# GOAL OF THE EXERCISE:
Search the material for the word "xlabel" and report each line where it turns up.

# ROWS:

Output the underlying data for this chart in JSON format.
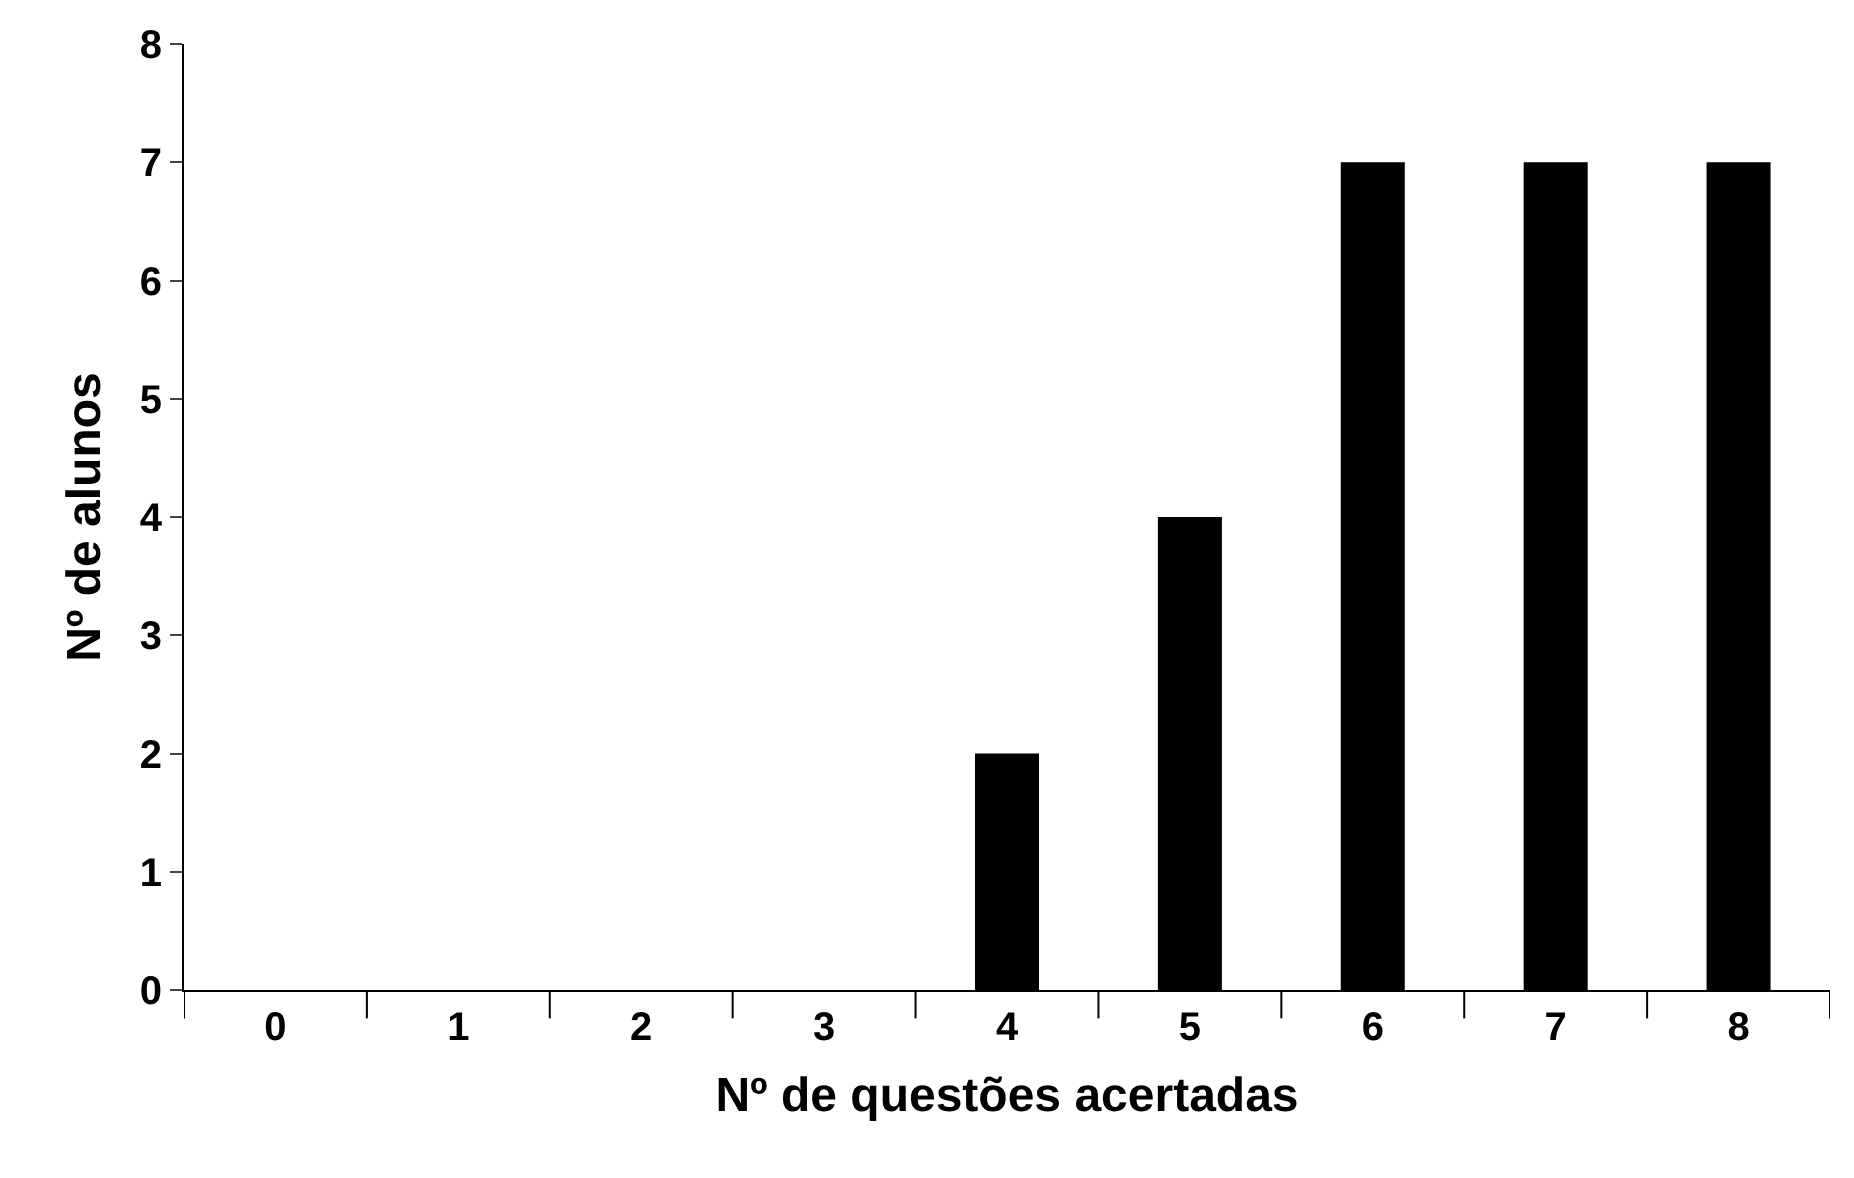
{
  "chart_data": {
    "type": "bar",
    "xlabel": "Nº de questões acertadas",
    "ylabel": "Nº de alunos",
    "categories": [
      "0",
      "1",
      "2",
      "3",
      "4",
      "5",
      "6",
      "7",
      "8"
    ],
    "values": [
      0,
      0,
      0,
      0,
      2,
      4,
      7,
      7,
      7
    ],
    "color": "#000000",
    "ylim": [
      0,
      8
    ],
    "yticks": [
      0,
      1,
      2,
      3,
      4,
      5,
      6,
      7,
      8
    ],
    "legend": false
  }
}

---

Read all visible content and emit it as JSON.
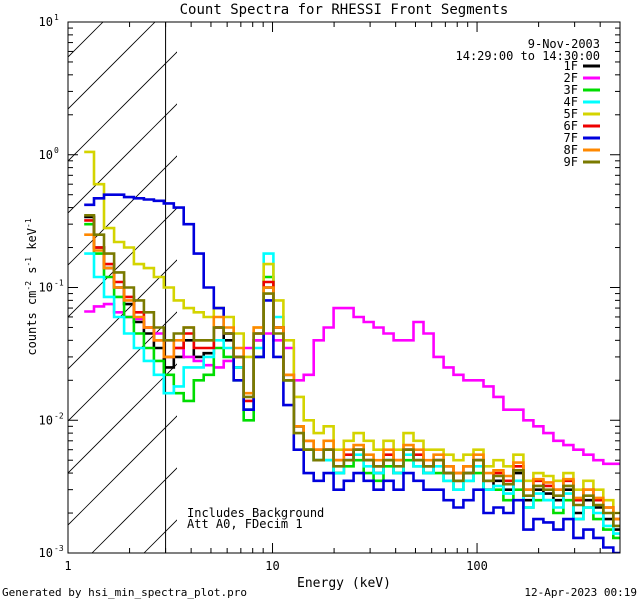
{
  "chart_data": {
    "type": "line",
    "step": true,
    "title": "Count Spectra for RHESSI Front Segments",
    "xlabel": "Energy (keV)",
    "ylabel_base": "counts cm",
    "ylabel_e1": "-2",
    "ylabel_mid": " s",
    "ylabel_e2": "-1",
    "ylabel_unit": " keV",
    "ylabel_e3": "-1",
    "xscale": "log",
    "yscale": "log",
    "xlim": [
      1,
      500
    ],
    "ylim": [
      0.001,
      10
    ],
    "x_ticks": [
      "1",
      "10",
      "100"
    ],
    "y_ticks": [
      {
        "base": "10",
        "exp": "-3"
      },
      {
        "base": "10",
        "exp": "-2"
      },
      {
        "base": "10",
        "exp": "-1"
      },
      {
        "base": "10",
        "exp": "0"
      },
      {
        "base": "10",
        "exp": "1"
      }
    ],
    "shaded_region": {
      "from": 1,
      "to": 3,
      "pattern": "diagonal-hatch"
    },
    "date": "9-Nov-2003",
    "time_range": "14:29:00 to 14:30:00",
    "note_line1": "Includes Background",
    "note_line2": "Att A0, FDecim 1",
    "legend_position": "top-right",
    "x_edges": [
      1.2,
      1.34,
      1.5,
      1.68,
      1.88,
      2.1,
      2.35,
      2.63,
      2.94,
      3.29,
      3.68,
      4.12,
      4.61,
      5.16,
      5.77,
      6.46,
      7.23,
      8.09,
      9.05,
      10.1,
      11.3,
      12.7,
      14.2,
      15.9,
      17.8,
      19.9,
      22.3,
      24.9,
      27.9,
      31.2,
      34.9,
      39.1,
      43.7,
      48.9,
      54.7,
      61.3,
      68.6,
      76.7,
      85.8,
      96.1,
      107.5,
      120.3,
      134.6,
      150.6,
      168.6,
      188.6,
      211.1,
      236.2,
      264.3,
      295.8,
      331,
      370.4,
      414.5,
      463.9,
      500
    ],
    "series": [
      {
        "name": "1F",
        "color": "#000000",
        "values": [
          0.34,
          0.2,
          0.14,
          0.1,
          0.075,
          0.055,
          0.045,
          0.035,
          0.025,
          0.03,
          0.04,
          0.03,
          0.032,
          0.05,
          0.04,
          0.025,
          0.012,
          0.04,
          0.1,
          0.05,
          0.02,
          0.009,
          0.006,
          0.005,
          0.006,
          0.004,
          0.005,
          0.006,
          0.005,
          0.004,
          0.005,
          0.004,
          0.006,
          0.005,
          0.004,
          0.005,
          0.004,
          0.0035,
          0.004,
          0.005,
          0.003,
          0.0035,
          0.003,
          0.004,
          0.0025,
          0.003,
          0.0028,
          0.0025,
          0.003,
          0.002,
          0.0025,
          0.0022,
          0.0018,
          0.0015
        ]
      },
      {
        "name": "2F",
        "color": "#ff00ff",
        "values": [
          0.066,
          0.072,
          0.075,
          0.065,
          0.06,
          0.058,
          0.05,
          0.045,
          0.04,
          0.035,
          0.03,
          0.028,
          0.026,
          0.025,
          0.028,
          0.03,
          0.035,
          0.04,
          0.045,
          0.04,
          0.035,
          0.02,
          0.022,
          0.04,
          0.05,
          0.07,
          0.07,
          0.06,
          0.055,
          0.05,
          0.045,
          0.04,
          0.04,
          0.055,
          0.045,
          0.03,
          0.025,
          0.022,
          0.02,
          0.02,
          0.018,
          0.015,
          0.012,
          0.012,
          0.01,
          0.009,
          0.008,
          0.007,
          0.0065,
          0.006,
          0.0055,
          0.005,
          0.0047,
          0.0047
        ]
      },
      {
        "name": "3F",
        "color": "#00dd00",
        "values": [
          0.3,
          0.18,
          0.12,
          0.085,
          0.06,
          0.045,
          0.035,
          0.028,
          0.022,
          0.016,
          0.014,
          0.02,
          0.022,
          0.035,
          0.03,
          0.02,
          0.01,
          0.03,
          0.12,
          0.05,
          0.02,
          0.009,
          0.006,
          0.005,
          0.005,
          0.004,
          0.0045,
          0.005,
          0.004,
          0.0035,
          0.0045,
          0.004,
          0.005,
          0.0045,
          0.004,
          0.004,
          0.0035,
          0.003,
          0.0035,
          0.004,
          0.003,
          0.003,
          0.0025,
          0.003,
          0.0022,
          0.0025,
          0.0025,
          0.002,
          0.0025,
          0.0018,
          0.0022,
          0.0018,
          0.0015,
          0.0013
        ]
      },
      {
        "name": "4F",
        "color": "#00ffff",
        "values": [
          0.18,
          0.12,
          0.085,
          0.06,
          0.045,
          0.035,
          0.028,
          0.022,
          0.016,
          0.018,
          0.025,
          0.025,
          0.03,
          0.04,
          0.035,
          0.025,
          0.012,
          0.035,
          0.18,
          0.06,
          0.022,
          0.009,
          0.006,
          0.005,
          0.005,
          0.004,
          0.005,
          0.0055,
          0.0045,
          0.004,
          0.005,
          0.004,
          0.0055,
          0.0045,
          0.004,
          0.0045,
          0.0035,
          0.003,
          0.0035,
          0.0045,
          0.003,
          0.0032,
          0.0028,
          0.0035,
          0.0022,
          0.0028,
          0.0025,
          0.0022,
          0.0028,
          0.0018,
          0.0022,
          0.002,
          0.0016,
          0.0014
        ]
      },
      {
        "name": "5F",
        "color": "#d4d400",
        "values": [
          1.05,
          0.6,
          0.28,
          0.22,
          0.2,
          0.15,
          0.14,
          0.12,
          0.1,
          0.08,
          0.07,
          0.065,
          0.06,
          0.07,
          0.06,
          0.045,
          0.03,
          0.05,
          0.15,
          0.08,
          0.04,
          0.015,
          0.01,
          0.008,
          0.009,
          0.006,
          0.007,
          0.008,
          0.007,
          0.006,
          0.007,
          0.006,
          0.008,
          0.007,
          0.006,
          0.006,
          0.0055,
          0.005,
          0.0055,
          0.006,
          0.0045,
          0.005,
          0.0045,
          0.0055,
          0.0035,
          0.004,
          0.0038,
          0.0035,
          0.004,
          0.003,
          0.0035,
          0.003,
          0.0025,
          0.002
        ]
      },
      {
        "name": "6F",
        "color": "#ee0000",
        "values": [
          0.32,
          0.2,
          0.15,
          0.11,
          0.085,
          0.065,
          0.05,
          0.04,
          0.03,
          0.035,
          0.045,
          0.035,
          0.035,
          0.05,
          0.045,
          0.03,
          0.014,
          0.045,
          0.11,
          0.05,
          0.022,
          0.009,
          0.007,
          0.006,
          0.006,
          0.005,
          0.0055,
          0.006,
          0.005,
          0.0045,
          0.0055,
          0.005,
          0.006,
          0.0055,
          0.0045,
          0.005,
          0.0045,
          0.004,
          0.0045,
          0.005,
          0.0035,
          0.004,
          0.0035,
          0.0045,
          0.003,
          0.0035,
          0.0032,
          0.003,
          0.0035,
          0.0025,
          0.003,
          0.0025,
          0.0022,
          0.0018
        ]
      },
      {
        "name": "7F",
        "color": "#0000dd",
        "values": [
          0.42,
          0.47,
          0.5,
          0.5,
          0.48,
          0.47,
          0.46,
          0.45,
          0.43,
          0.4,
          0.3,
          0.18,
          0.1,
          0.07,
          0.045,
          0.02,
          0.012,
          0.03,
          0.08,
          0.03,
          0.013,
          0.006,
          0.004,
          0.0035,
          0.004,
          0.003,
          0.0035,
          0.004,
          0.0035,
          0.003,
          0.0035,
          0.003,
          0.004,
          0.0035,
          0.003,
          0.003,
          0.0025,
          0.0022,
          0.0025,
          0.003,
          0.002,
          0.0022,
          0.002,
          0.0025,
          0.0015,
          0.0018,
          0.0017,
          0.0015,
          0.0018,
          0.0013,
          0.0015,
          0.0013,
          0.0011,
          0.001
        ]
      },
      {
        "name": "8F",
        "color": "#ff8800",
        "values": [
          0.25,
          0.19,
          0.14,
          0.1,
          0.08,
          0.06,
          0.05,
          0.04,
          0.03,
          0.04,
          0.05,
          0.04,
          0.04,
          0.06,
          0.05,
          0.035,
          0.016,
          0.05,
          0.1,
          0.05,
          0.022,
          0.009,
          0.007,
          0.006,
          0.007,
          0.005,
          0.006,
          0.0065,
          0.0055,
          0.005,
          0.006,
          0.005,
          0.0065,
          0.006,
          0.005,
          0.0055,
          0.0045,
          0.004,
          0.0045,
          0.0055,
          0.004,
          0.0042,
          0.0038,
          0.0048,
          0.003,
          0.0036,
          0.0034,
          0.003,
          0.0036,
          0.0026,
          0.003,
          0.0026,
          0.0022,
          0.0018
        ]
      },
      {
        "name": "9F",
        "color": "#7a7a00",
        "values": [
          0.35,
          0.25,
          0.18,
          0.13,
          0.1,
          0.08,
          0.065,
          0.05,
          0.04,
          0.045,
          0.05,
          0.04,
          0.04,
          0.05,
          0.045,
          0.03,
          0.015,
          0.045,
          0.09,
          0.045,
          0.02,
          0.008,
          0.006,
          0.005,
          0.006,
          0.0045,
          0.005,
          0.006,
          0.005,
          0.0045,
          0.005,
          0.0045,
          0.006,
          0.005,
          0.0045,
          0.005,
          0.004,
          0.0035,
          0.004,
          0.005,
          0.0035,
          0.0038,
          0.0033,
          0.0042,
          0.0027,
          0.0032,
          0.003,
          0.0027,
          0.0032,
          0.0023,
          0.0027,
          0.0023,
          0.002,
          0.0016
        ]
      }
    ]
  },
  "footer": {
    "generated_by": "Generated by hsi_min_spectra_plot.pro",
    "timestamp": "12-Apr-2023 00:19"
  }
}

# SOLUTION FOR THIS PROBLEM:
    "xlabel": "Nº de questões acertadas",
    "xlabel": "Energy (keV)",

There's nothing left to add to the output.